■ EXCERPTED RECORDS ■
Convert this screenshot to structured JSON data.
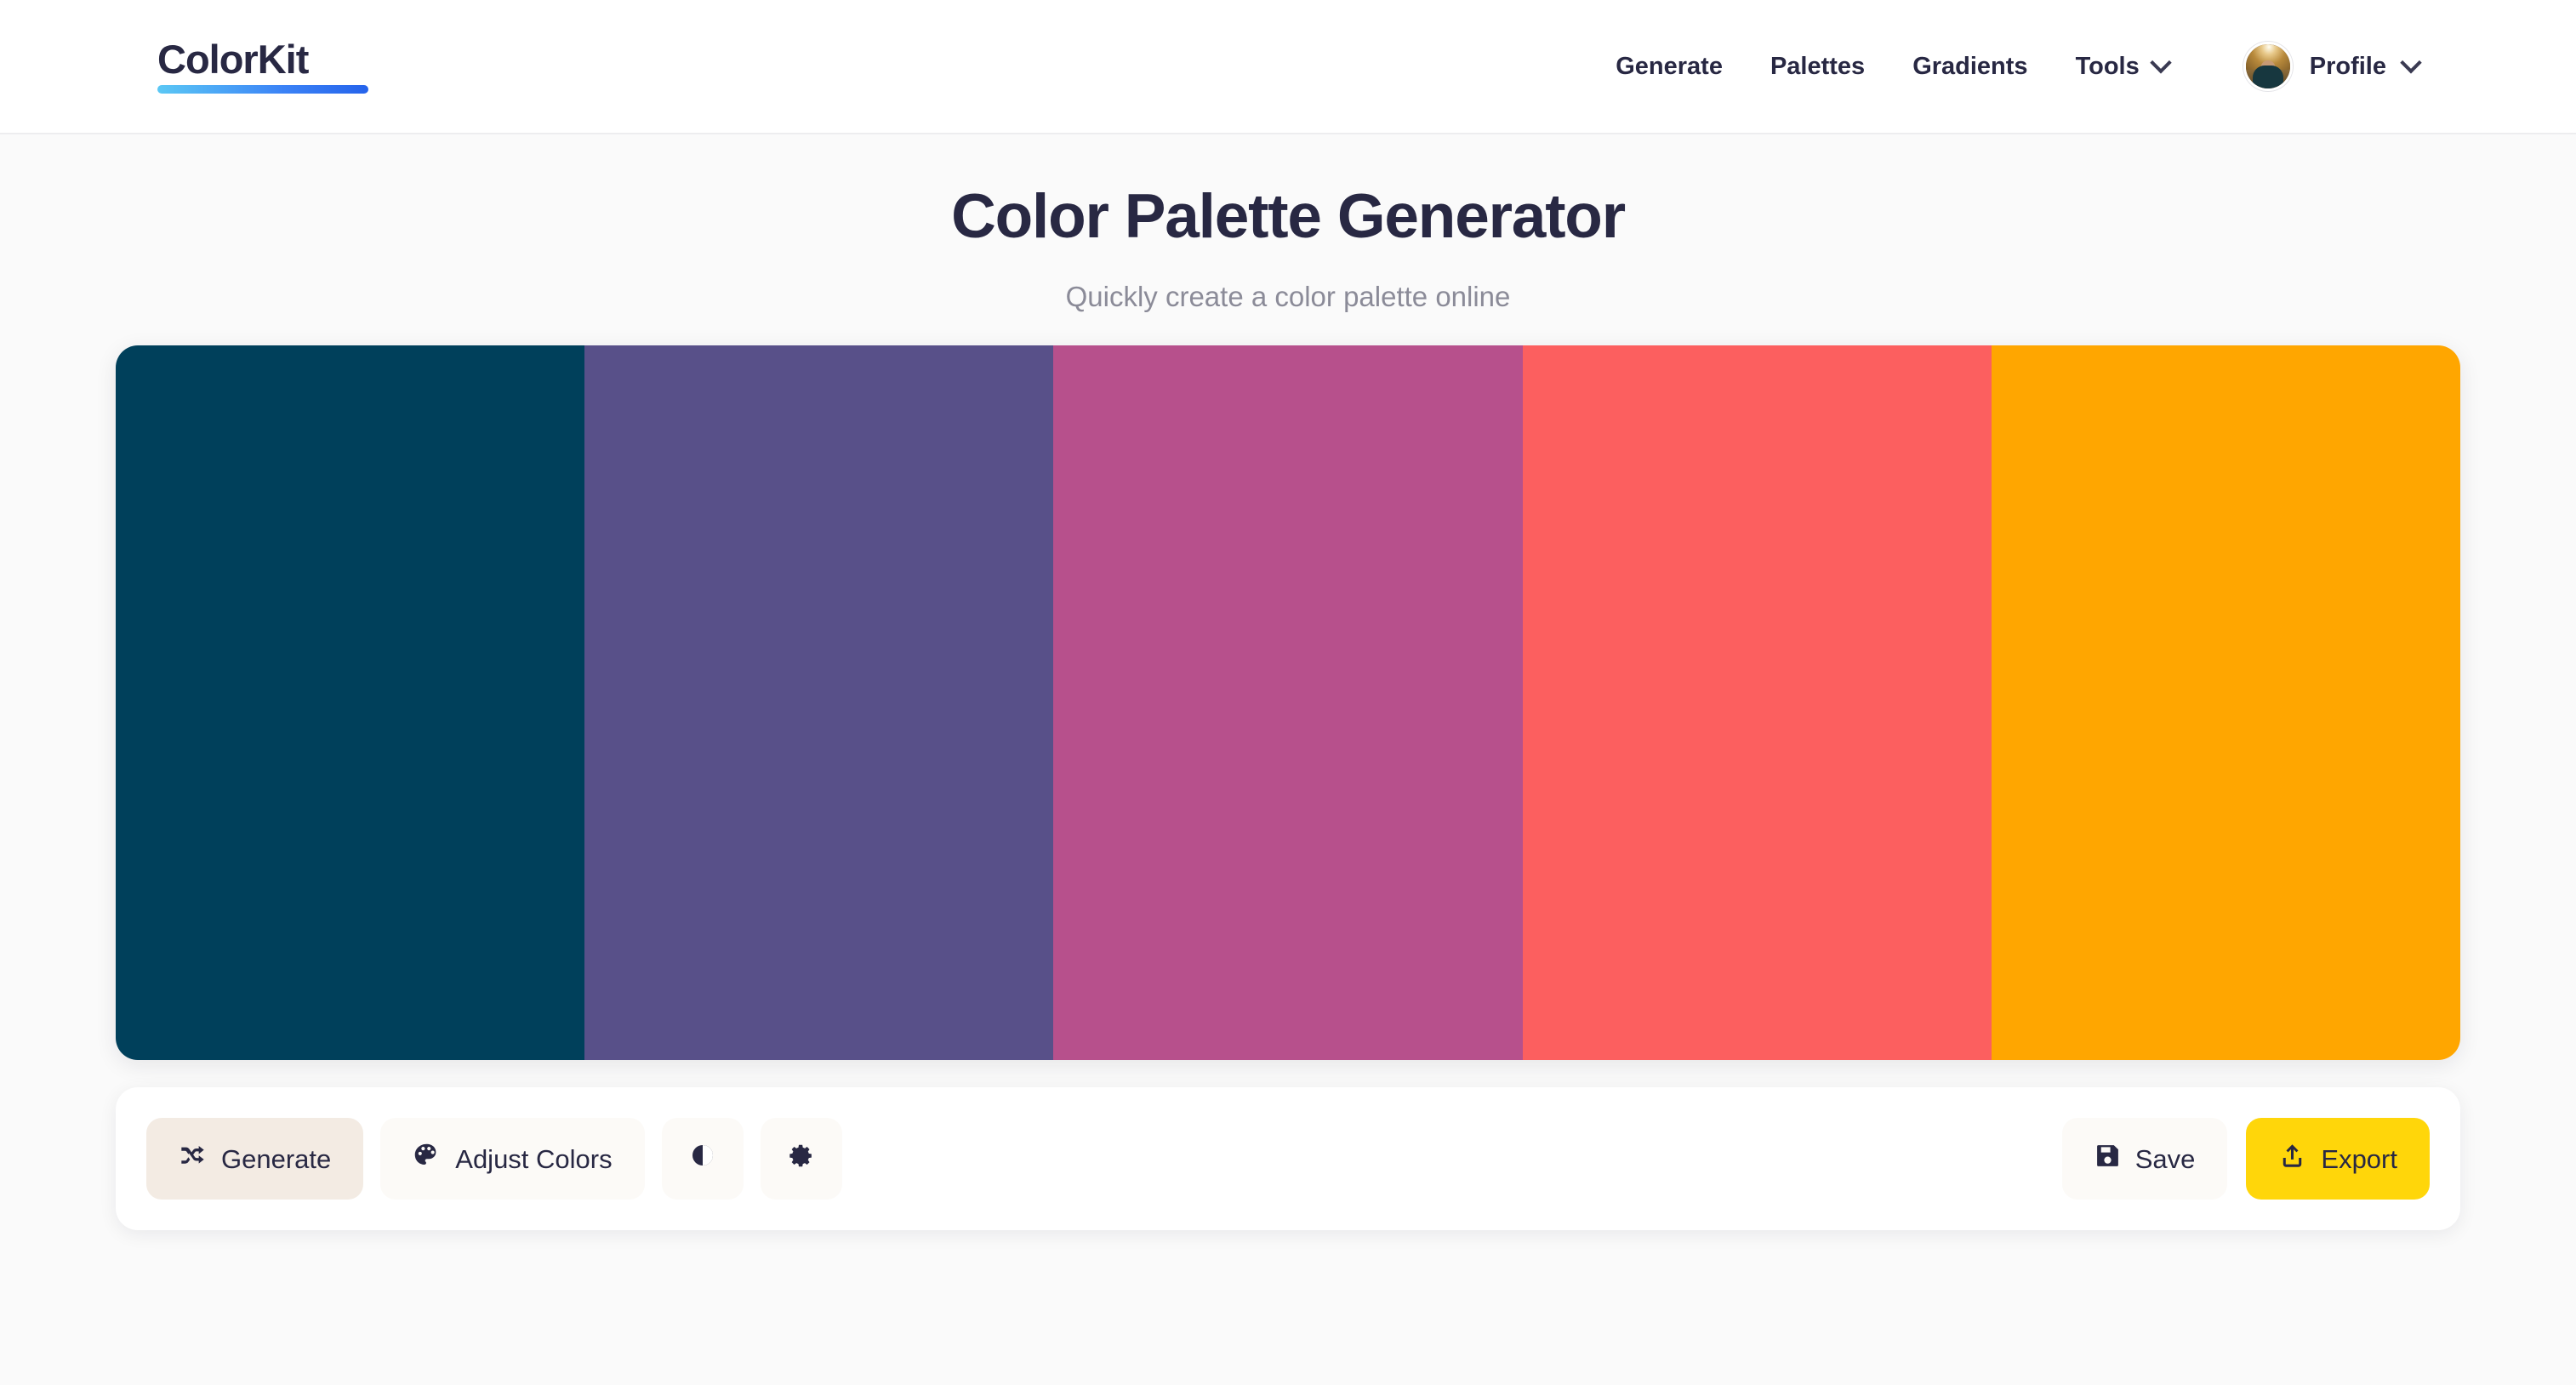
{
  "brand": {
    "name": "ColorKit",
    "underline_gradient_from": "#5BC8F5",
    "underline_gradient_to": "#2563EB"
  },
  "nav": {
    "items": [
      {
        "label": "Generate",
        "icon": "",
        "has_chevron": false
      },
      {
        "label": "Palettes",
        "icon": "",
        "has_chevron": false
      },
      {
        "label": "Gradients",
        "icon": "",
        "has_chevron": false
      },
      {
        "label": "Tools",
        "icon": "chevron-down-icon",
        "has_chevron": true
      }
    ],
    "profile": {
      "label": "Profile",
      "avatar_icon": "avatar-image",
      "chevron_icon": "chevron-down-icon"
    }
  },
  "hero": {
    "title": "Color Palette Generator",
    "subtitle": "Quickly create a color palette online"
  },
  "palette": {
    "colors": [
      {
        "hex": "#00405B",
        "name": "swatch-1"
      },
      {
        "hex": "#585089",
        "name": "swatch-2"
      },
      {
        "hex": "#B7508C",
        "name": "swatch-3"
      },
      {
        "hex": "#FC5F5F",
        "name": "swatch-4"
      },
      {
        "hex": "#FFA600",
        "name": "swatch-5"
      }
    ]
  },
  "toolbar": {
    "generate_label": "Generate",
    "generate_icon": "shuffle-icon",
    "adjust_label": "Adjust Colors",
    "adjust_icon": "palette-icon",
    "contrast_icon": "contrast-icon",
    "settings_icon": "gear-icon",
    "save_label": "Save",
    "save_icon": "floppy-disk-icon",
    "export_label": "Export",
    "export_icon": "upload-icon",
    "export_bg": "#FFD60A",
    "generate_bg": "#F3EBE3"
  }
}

■ THE TASK ■
Check each line of the entries above for the word "down". List the ones that have it.

■ EXERCISE RESPONSE ■
        "icon": "chevron-down-icon",
      "chevron_icon": "chevron-down-icon"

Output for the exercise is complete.